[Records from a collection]
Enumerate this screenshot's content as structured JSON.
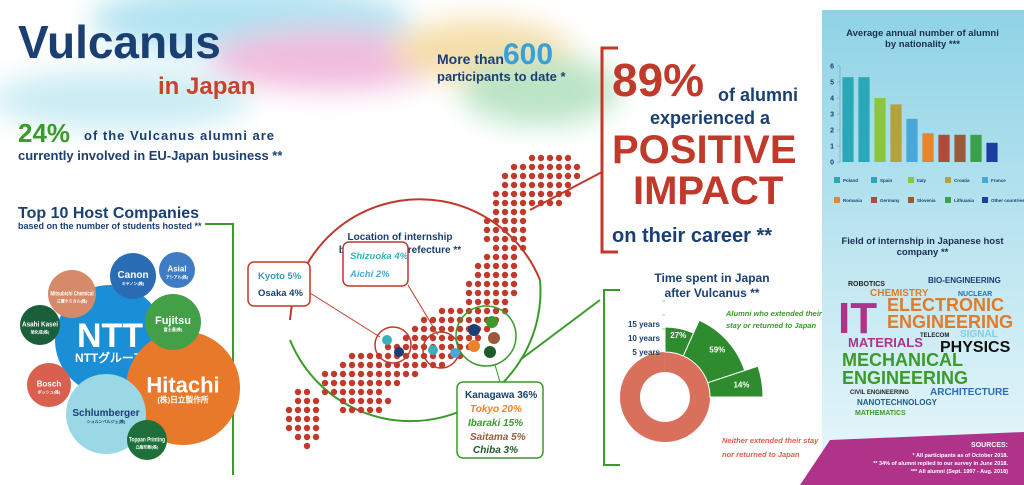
{
  "header": {
    "title": "Vulcanus",
    "subtitle": "in Japan"
  },
  "participants": {
    "prefix": "More than",
    "number": "600",
    "suffix": "participants to date *"
  },
  "business": {
    "percent": "24%",
    "lines": [
      "of the Vulcanus alumni are",
      "currently involved in EU-Japan business **"
    ]
  },
  "impact": {
    "percent": "89%",
    "lines": [
      "of alumni",
      "experienced a",
      "POSITIVE",
      "IMPACT",
      "on their career **"
    ]
  },
  "companies": {
    "title": "Top 10 Host Companies",
    "subtitle": "based on the number of students hosted **",
    "items": [
      {
        "name": "NTT",
        "local": "NTTグループ"
      },
      {
        "name": "Hitachi",
        "local": "(株)日立製作所"
      },
      {
        "name": "Fujitsu",
        "local": "富士通(株)"
      },
      {
        "name": "Canon",
        "local": "キヤノン(株)"
      },
      {
        "name": "Asial",
        "local": "アシアル(株)"
      },
      {
        "name": "Mitsubishi Chemical",
        "local": "三菱ケミカル(株)"
      },
      {
        "name": "Asahi Kasei",
        "local": "旭化成(株)"
      },
      {
        "name": "Bosch",
        "local": "ボッシュ(株)"
      },
      {
        "name": "Schlumberger",
        "local": "シュルンベルジェ(株)"
      },
      {
        "name": "Toppan Printing",
        "local": "凸版印刷(株)"
      }
    ]
  },
  "prefectures": {
    "title": [
      "Location of internship",
      "by Japanese prefecture **"
    ],
    "groups": [
      [
        "Kyoto 5%",
        "Osaka 4%"
      ],
      [
        "Shizuoka 4%",
        "Aichi 2%"
      ],
      [
        "Kanagawa 36%",
        "Tokyo 20%",
        "Ibaraki 15%",
        "Saitama 5%",
        "Chiba 3%"
      ]
    ]
  },
  "time_in_japan": {
    "title": [
      "Time spent in Japan",
      "after Vulcanus **"
    ],
    "axis": [
      "15 years",
      "10 years",
      "5 years"
    ],
    "segments": [
      "27%",
      "59%",
      "14%"
    ],
    "extended": [
      "Alumni who extended their",
      "stay or returned to Japan"
    ],
    "not_extended": [
      "Neither extended their stay",
      "nor returned to Japan"
    ]
  },
  "chart_data": {
    "type": "bar",
    "title": "Average annual number of alumni by nationality ***",
    "categories": [
      "Poland",
      "Spain",
      "Italy",
      "Croatia",
      "France",
      "Romania",
      "Germany",
      "Slovenia",
      "Lithuania",
      "Other countries"
    ],
    "values": [
      5.3,
      5.3,
      4.0,
      3.6,
      2.7,
      1.8,
      1.7,
      1.7,
      1.7,
      1.2
    ],
    "colors": [
      "#2aa8b8",
      "#2aa8b8",
      "#8cc63f",
      "#b5a23c",
      "#4aa8d8",
      "#e8852a",
      "#b04a3a",
      "#9a5a3a",
      "#3aa04a",
      "#1a3fa0"
    ],
    "ylim": [
      0,
      6
    ],
    "yticks": [
      0,
      1,
      2,
      3,
      4,
      5,
      6
    ]
  },
  "fields": {
    "title": "Field of internship in Japanese host company **",
    "words": [
      "ROBOTICS",
      "BIO-ENGINEERING",
      "CHEMISTRY",
      "NUCLEAR",
      "IT",
      "ELECTRONIC",
      "ENGINEERING",
      "TELECOM",
      "SIGNAL",
      "MATERIALS",
      "PHYSICS",
      "MECHANICAL",
      "ENGINEERING",
      "CIVIL ENGINEERING",
      "ARCHITECTURE",
      "NANOTECHNOLOGY",
      "MATHEMATICS"
    ]
  },
  "sources": {
    "title": "SOURCES:",
    "notes": [
      "* All participants as of October 2018.",
      "** 34% of alumni replied to our survey in June 2018.",
      "*** All alumni (Sept. 1997 - Aug. 2018)"
    ]
  }
}
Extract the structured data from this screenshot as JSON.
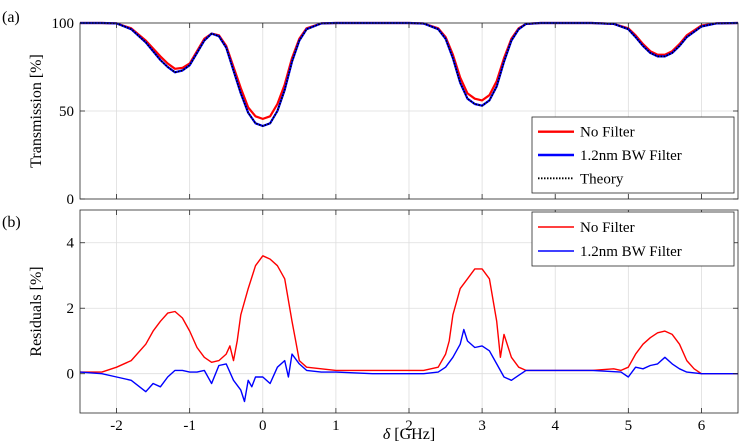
{
  "chart_data": [
    {
      "panel_label": "(a)",
      "type": "line",
      "ylabel": "Transmission [%]",
      "xlim": [
        -2.5,
        6.5
      ],
      "ylim": [
        0,
        100
      ],
      "yticks": [
        0,
        50,
        100
      ],
      "grid": true,
      "legend": "bottom-right",
      "series": [
        {
          "name": "No Filter",
          "color": "#ff0000",
          "style": "solid",
          "x": [
            -2.5,
            -2.2,
            -2.0,
            -1.8,
            -1.6,
            -1.4,
            -1.3,
            -1.2,
            -1.1,
            -1.0,
            -0.9,
            -0.8,
            -0.7,
            -0.6,
            -0.5,
            -0.4,
            -0.3,
            -0.2,
            -0.1,
            0.0,
            0.1,
            0.2,
            0.3,
            0.4,
            0.5,
            0.6,
            0.8,
            1.0,
            1.5,
            2.0,
            2.2,
            2.4,
            2.5,
            2.6,
            2.7,
            2.8,
            2.9,
            3.0,
            3.1,
            3.2,
            3.3,
            3.4,
            3.5,
            3.6,
            3.8,
            4.0,
            4.5,
            4.8,
            5.0,
            5.1,
            5.2,
            5.3,
            5.4,
            5.5,
            5.6,
            5.7,
            5.8,
            6.0,
            6.2,
            6.5
          ],
          "y": [
            100,
            100,
            99.8,
            97,
            90,
            81,
            77,
            74,
            74.5,
            77,
            84,
            91,
            94,
            93,
            87,
            75,
            63,
            52,
            47,
            45.5,
            47,
            54,
            65,
            80,
            91,
            97,
            99.8,
            100,
            100,
            100,
            99.7,
            97,
            92,
            82,
            69,
            60,
            57,
            56,
            59,
            67,
            80,
            91,
            97,
            99.5,
            100,
            100,
            100,
            99.5,
            97,
            93,
            88,
            84,
            82,
            82,
            84,
            88,
            93,
            98.5,
            99.8,
            100
          ]
        },
        {
          "name": "1.2nm BW Filter",
          "color": "#0000ff",
          "style": "solid",
          "x": [
            -2.5,
            -2.2,
            -2.0,
            -1.8,
            -1.6,
            -1.4,
            -1.3,
            -1.2,
            -1.1,
            -1.0,
            -0.9,
            -0.8,
            -0.7,
            -0.6,
            -0.5,
            -0.4,
            -0.3,
            -0.2,
            -0.1,
            0.0,
            0.1,
            0.2,
            0.3,
            0.4,
            0.5,
            0.6,
            0.8,
            1.0,
            1.5,
            2.0,
            2.2,
            2.4,
            2.5,
            2.6,
            2.7,
            2.8,
            2.9,
            3.0,
            3.1,
            3.2,
            3.3,
            3.4,
            3.5,
            3.6,
            3.8,
            4.0,
            4.5,
            4.8,
            5.0,
            5.1,
            5.2,
            5.3,
            5.4,
            5.5,
            5.6,
            5.7,
            5.8,
            6.0,
            6.2,
            6.5
          ],
          "y": [
            100,
            100,
            99.8,
            96.5,
            89,
            79,
            75,
            72,
            73,
            76,
            83,
            90,
            94,
            92.5,
            86,
            73,
            60,
            49,
            43,
            41.5,
            43,
            50,
            62,
            78,
            90,
            96.5,
            99.8,
            100,
            100,
            100,
            99.7,
            96.5,
            91,
            80,
            66,
            57,
            54,
            53,
            56,
            64,
            78,
            90,
            96.5,
            99.5,
            100,
            100,
            100,
            99.5,
            96.5,
            92,
            87,
            83,
            81,
            81,
            83,
            87,
            92,
            98,
            99.8,
            100
          ]
        },
        {
          "name": "Theory",
          "color": "#000000",
          "style": "dotted",
          "x": [
            -2.5,
            -2.2,
            -2.0,
            -1.8,
            -1.6,
            -1.4,
            -1.3,
            -1.2,
            -1.1,
            -1.0,
            -0.9,
            -0.8,
            -0.7,
            -0.6,
            -0.5,
            -0.4,
            -0.3,
            -0.2,
            -0.1,
            0.0,
            0.1,
            0.2,
            0.3,
            0.4,
            0.5,
            0.6,
            0.8,
            1.0,
            1.5,
            2.0,
            2.2,
            2.4,
            2.5,
            2.6,
            2.7,
            2.8,
            2.9,
            3.0,
            3.1,
            3.2,
            3.3,
            3.4,
            3.5,
            3.6,
            3.8,
            4.0,
            4.5,
            4.8,
            5.0,
            5.1,
            5.2,
            5.3,
            5.4,
            5.5,
            5.6,
            5.7,
            5.8,
            6.0,
            6.2,
            6.5
          ],
          "y": [
            100,
            100,
            99.8,
            96.5,
            89,
            79,
            75,
            72,
            73,
            76,
            83,
            90,
            94,
            92.5,
            86,
            73,
            60,
            49,
            43,
            41.5,
            43,
            50,
            62,
            78,
            90,
            96.5,
            99.8,
            100,
            100,
            100,
            99.7,
            96.5,
            91,
            80,
            66,
            57,
            54,
            53,
            56,
            64,
            78,
            90,
            96.5,
            99.5,
            100,
            100,
            100,
            99.5,
            96.5,
            92,
            87,
            83,
            81,
            81,
            83,
            87,
            92,
            98,
            99.8,
            100
          ]
        }
      ]
    },
    {
      "panel_label": "(b)",
      "type": "line",
      "ylabel": "Residuals [%]",
      "xlabel_symbol": "δ",
      "xlabel_unit": " [GHz]",
      "xlim": [
        -2.5,
        6.5
      ],
      "ylim": [
        -1.2,
        5
      ],
      "yticks": [
        0,
        2,
        4
      ],
      "xticks": [
        -2,
        -1,
        0,
        1,
        2,
        3,
        4,
        5,
        6
      ],
      "grid": true,
      "legend": "top-right",
      "series": [
        {
          "name": "No Filter",
          "color": "#ff0000",
          "x": [
            -2.5,
            -2.2,
            -2.0,
            -1.8,
            -1.6,
            -1.5,
            -1.4,
            -1.3,
            -1.2,
            -1.1,
            -1.0,
            -0.9,
            -0.8,
            -0.7,
            -0.6,
            -0.5,
            -0.45,
            -0.4,
            -0.35,
            -0.3,
            -0.2,
            -0.1,
            0.0,
            0.1,
            0.2,
            0.3,
            0.4,
            0.45,
            0.5,
            0.6,
            0.8,
            1.0,
            1.5,
            2.0,
            2.2,
            2.4,
            2.5,
            2.55,
            2.6,
            2.7,
            2.8,
            2.9,
            3.0,
            3.1,
            3.2,
            3.25,
            3.3,
            3.4,
            3.5,
            3.6,
            4.0,
            4.5,
            4.8,
            4.9,
            5.0,
            5.1,
            5.2,
            5.3,
            5.4,
            5.5,
            5.6,
            5.7,
            5.8,
            5.9,
            6.0,
            6.5
          ],
          "y": [
            0.05,
            0.05,
            0.2,
            0.4,
            0.9,
            1.3,
            1.6,
            1.85,
            1.9,
            1.7,
            1.3,
            0.8,
            0.5,
            0.35,
            0.4,
            0.6,
            0.85,
            0.4,
            1.0,
            1.8,
            2.6,
            3.3,
            3.6,
            3.5,
            3.3,
            2.9,
            1.6,
            1.0,
            0.4,
            0.2,
            0.15,
            0.1,
            0.1,
            0.1,
            0.1,
            0.2,
            0.6,
            1.0,
            1.8,
            2.6,
            2.9,
            3.2,
            3.2,
            2.9,
            1.6,
            0.5,
            1.2,
            0.5,
            0.2,
            0.1,
            0.1,
            0.1,
            0.15,
            0.1,
            0.2,
            0.6,
            0.9,
            1.1,
            1.25,
            1.3,
            1.2,
            0.9,
            0.4,
            0.15,
            0.0,
            0.0
          ]
        },
        {
          "name": "1.2nm BW Filter",
          "color": "#0000ff",
          "x": [
            -2.5,
            -2.2,
            -2.0,
            -1.8,
            -1.6,
            -1.5,
            -1.4,
            -1.3,
            -1.2,
            -1.1,
            -1.0,
            -0.9,
            -0.8,
            -0.7,
            -0.6,
            -0.5,
            -0.4,
            -0.3,
            -0.25,
            -0.2,
            -0.15,
            -0.1,
            0.0,
            0.1,
            0.2,
            0.3,
            0.35,
            0.4,
            0.5,
            0.6,
            0.8,
            1.0,
            1.5,
            2.0,
            2.2,
            2.4,
            2.5,
            2.6,
            2.7,
            2.75,
            2.8,
            2.9,
            3.0,
            3.1,
            3.2,
            3.3,
            3.4,
            3.5,
            3.6,
            4.0,
            4.5,
            4.9,
            5.0,
            5.1,
            5.2,
            5.3,
            5.4,
            5.5,
            5.6,
            5.7,
            5.8,
            6.0,
            6.5
          ],
          "y": [
            0.05,
            0.0,
            -0.1,
            -0.2,
            -0.55,
            -0.3,
            -0.4,
            -0.1,
            0.1,
            0.1,
            0.05,
            0.05,
            0.1,
            -0.3,
            0.25,
            0.3,
            -0.2,
            -0.5,
            -0.85,
            -0.2,
            -0.4,
            -0.1,
            -0.1,
            -0.3,
            0.2,
            0.4,
            -0.1,
            0.6,
            0.3,
            0.1,
            0.05,
            0.05,
            0.0,
            0.0,
            0.0,
            0.05,
            0.2,
            0.5,
            0.9,
            1.35,
            1.0,
            0.8,
            0.85,
            0.7,
            0.3,
            -0.1,
            -0.2,
            -0.05,
            0.1,
            0.1,
            0.1,
            0.05,
            -0.1,
            0.2,
            0.15,
            0.25,
            0.3,
            0.5,
            0.3,
            0.15,
            0.05,
            0.0,
            0.0
          ]
        }
      ]
    }
  ]
}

GIVEN TASK: Where a line of the records above holds the word "their", copy that line.

THE SOLUTION:
      "on their career **"
      "Alumni who extended their",
      "Neither extended their stay",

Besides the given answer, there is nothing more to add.